>> Start

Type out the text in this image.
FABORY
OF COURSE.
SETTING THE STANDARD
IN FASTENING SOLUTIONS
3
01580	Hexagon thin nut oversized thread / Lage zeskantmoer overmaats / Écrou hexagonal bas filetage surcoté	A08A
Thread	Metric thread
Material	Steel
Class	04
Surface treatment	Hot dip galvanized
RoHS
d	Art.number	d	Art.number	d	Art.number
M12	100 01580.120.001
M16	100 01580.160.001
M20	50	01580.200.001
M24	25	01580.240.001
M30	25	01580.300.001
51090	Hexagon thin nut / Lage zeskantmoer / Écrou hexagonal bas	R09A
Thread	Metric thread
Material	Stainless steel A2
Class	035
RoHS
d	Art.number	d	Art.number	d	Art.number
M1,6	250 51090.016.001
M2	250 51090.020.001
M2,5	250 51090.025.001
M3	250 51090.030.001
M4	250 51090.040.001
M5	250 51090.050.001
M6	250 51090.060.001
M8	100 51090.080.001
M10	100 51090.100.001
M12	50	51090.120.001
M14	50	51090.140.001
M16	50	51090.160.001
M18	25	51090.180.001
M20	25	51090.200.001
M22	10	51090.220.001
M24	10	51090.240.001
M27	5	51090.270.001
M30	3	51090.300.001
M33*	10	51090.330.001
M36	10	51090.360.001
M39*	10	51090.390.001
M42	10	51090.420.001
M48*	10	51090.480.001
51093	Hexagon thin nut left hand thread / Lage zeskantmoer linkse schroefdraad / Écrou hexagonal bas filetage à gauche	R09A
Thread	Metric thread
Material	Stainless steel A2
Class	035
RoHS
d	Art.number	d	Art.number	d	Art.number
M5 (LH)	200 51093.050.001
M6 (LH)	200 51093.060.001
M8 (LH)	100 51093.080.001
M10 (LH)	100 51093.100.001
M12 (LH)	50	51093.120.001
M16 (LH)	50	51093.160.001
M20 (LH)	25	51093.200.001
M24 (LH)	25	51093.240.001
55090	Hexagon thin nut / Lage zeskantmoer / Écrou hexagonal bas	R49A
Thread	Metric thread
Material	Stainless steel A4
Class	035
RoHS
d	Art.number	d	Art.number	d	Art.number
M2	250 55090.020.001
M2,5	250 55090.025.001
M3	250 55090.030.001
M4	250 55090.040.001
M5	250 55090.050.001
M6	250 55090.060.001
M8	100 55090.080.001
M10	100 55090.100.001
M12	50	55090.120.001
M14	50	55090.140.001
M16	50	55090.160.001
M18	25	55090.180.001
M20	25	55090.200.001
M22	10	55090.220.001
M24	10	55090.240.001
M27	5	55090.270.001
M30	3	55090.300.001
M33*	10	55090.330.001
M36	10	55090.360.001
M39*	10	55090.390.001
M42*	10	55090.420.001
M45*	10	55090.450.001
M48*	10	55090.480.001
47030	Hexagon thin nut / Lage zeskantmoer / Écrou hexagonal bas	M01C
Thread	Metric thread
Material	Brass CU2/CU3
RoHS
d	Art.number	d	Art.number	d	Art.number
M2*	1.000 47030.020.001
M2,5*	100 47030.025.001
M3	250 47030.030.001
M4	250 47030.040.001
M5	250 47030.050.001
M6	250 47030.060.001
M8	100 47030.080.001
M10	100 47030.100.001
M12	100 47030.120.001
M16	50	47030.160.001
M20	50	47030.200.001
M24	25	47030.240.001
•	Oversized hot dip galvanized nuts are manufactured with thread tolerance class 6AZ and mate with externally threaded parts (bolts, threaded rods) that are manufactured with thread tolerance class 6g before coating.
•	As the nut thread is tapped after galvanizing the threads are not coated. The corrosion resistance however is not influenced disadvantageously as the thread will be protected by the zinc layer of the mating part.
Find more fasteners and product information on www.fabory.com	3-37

>> End

» INSTRUCTIONS FOR THE TASK:
Only a number is wanted here: how many lines in the data above include the string "galvanized"?

» ANSWER TO THE TASK:
2